PROBLEM TO SOLVE.
Extract each line containing the string "Petitioner".

++++ AVAILABLE RECORDS ++++

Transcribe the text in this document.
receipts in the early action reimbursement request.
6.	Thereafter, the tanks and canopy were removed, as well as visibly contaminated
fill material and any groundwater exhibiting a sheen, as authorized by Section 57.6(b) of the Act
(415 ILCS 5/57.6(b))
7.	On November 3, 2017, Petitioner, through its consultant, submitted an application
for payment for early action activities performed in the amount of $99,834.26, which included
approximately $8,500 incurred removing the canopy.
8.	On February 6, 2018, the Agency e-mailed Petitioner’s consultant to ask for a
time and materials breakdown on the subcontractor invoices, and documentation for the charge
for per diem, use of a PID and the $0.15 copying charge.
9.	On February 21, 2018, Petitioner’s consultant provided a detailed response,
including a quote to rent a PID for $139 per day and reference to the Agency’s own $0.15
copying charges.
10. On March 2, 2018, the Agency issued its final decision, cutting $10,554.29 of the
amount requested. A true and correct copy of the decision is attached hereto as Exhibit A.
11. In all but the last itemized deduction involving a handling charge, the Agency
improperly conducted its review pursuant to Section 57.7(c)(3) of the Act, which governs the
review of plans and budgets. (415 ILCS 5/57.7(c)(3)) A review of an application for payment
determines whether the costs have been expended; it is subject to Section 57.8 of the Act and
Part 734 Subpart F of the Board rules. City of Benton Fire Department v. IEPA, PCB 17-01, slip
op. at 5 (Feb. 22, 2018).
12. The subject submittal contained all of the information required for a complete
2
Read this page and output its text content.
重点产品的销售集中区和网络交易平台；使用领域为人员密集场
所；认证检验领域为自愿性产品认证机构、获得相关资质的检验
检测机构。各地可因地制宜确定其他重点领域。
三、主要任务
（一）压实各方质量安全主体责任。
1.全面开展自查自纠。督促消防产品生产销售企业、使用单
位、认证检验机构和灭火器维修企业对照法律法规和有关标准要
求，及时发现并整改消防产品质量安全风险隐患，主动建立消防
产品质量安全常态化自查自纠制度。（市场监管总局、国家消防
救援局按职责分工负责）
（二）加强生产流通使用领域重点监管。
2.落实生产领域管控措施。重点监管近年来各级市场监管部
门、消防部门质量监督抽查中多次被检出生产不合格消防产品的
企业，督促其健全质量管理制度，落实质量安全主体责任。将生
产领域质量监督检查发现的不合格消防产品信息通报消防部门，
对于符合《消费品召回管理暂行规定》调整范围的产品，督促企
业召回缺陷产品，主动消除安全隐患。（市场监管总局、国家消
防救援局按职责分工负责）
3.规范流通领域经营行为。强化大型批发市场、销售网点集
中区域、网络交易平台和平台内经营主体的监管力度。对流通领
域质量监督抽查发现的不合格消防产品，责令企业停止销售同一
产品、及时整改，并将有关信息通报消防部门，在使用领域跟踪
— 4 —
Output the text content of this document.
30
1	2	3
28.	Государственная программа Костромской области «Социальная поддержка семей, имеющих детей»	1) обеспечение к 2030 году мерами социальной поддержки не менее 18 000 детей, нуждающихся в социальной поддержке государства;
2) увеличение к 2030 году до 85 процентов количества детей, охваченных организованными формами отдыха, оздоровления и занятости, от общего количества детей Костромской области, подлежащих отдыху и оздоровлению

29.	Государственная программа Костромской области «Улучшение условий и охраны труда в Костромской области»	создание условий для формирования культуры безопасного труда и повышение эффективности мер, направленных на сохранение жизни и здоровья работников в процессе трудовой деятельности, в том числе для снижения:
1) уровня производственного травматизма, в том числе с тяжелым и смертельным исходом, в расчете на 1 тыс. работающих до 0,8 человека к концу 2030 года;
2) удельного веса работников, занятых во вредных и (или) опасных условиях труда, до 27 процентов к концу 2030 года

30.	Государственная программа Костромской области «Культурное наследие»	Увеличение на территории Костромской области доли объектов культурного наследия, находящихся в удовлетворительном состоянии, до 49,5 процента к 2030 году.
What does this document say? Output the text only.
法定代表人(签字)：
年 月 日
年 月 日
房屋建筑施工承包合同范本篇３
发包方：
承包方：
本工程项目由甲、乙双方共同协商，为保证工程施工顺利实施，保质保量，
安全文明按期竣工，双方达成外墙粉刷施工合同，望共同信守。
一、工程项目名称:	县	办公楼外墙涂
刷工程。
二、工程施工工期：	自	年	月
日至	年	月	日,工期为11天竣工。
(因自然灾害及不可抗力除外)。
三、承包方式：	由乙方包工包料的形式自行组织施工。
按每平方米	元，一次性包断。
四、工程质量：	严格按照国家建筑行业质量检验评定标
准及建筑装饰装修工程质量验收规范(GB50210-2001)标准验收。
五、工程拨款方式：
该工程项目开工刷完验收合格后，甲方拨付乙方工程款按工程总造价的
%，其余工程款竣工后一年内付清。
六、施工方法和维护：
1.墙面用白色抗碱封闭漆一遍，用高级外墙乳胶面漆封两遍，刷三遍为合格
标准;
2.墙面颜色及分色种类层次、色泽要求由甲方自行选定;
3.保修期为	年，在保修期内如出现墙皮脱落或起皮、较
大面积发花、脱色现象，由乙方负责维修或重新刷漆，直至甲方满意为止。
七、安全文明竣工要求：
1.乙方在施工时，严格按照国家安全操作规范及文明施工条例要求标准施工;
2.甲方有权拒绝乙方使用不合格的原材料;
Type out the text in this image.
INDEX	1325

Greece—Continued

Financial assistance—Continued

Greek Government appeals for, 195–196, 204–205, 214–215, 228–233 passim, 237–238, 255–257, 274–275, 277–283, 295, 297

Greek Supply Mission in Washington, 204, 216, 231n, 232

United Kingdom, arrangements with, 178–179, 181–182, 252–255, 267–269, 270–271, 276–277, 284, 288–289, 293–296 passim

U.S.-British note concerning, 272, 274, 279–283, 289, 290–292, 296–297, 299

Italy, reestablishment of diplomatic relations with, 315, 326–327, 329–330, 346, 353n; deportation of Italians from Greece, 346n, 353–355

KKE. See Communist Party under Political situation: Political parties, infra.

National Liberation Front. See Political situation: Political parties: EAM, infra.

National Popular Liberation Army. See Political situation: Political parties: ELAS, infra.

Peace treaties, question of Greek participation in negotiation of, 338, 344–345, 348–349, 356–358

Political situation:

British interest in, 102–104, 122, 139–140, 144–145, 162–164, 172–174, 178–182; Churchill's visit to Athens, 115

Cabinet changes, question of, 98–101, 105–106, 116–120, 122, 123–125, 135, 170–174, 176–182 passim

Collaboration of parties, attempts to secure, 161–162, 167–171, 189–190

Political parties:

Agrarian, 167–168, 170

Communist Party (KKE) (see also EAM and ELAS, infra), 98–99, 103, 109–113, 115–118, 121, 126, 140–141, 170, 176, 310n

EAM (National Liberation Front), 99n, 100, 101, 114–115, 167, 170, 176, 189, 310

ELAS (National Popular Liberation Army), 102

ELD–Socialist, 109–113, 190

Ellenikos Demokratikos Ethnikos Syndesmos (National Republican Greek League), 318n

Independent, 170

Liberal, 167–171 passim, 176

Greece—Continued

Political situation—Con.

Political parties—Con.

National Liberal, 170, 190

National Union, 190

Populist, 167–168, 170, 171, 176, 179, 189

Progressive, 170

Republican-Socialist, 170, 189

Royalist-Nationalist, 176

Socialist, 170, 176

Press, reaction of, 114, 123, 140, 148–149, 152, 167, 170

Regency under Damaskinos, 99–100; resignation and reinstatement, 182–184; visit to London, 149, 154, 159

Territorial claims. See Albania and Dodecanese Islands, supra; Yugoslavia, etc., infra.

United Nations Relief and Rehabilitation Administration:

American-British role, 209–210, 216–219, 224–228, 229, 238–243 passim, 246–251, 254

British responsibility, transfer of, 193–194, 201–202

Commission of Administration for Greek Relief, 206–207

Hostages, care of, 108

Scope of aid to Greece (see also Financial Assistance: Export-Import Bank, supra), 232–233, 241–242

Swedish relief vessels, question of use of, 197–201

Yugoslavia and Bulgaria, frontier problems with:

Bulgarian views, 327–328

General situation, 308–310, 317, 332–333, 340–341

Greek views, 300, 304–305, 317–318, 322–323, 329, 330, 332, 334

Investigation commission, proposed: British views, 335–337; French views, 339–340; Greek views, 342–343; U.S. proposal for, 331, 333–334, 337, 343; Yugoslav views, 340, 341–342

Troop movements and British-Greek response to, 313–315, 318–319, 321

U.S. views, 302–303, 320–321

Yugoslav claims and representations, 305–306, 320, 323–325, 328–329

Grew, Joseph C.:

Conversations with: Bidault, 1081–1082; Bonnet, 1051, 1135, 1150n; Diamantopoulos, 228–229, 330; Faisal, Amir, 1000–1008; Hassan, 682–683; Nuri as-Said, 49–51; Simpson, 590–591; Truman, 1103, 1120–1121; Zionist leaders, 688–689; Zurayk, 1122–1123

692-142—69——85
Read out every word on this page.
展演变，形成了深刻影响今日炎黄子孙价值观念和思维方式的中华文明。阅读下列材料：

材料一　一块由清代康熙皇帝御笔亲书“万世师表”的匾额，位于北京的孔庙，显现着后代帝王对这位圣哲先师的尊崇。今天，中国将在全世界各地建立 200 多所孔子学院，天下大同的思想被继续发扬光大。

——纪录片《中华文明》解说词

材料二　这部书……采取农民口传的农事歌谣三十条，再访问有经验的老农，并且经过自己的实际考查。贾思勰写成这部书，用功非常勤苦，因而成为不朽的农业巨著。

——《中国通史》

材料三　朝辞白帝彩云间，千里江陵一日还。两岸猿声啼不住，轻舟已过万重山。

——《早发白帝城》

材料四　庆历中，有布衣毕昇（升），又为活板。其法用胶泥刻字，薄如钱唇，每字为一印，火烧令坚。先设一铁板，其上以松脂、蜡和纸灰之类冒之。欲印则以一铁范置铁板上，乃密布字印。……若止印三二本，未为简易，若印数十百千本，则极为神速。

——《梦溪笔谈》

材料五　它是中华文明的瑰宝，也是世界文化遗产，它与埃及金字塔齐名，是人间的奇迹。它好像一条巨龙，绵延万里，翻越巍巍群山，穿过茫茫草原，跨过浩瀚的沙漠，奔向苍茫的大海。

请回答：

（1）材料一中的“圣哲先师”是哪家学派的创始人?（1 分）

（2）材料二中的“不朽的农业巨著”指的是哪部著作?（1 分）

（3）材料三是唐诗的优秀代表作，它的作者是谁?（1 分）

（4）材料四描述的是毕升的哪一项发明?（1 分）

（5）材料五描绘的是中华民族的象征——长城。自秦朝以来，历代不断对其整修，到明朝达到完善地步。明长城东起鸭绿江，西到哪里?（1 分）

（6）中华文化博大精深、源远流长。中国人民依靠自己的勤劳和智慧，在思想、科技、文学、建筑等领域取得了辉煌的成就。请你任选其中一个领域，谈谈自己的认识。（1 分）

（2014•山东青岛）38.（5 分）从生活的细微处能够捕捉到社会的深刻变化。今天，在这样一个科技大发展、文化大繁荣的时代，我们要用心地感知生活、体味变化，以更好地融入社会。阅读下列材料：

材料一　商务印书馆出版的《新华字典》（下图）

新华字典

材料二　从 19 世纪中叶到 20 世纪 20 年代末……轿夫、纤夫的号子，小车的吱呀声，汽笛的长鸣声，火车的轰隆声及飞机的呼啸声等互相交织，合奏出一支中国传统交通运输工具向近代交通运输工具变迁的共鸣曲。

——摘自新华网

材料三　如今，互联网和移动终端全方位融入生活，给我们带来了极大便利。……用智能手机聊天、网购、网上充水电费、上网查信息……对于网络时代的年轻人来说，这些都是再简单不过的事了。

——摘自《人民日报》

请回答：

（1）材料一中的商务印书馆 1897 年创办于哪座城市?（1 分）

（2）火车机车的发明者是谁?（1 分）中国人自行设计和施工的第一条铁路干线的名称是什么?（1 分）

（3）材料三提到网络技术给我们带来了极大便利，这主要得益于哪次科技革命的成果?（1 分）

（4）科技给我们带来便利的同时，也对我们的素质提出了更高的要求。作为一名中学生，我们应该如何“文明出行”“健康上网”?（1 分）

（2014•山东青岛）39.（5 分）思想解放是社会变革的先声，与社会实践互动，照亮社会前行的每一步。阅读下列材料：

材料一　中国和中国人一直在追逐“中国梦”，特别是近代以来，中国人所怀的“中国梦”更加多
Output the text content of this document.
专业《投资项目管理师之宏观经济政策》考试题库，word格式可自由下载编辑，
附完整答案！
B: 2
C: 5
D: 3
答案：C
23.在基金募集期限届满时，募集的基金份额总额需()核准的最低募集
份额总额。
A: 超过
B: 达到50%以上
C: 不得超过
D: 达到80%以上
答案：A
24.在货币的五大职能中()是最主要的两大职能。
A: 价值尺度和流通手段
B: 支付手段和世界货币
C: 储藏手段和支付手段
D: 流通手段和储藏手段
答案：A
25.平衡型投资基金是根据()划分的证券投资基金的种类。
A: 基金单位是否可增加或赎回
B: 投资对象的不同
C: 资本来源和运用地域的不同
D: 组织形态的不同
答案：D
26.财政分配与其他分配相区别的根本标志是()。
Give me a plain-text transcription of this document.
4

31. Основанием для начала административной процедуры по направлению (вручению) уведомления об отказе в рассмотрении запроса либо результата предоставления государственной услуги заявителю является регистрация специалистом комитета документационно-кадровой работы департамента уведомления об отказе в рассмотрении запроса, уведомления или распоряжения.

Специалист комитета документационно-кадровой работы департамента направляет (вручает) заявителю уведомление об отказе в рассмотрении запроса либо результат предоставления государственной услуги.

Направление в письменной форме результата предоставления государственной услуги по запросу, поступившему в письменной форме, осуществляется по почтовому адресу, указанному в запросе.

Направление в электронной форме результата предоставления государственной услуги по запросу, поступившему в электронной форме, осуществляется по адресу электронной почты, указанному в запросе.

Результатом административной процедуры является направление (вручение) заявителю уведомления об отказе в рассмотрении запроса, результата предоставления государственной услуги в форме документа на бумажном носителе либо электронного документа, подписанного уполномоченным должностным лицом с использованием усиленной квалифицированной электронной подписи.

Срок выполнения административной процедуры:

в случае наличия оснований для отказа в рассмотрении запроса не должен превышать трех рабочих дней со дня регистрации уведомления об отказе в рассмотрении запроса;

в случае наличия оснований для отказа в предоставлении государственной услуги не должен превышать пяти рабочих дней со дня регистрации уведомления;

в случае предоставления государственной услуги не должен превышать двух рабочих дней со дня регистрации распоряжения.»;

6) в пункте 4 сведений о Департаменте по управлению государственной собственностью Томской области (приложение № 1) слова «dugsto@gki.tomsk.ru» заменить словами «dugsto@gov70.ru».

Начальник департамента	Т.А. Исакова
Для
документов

++++

EXERCISE SOLUTION.
7.	On November 3, 2017, Petitioner, through its consultant, submitted an application
8.	On February 6, 2018, the Agency e-mailed Petitioner’s consultant to ask for a
9.	On February 21, 2018, Petitioner’s consultant provided a detailed response,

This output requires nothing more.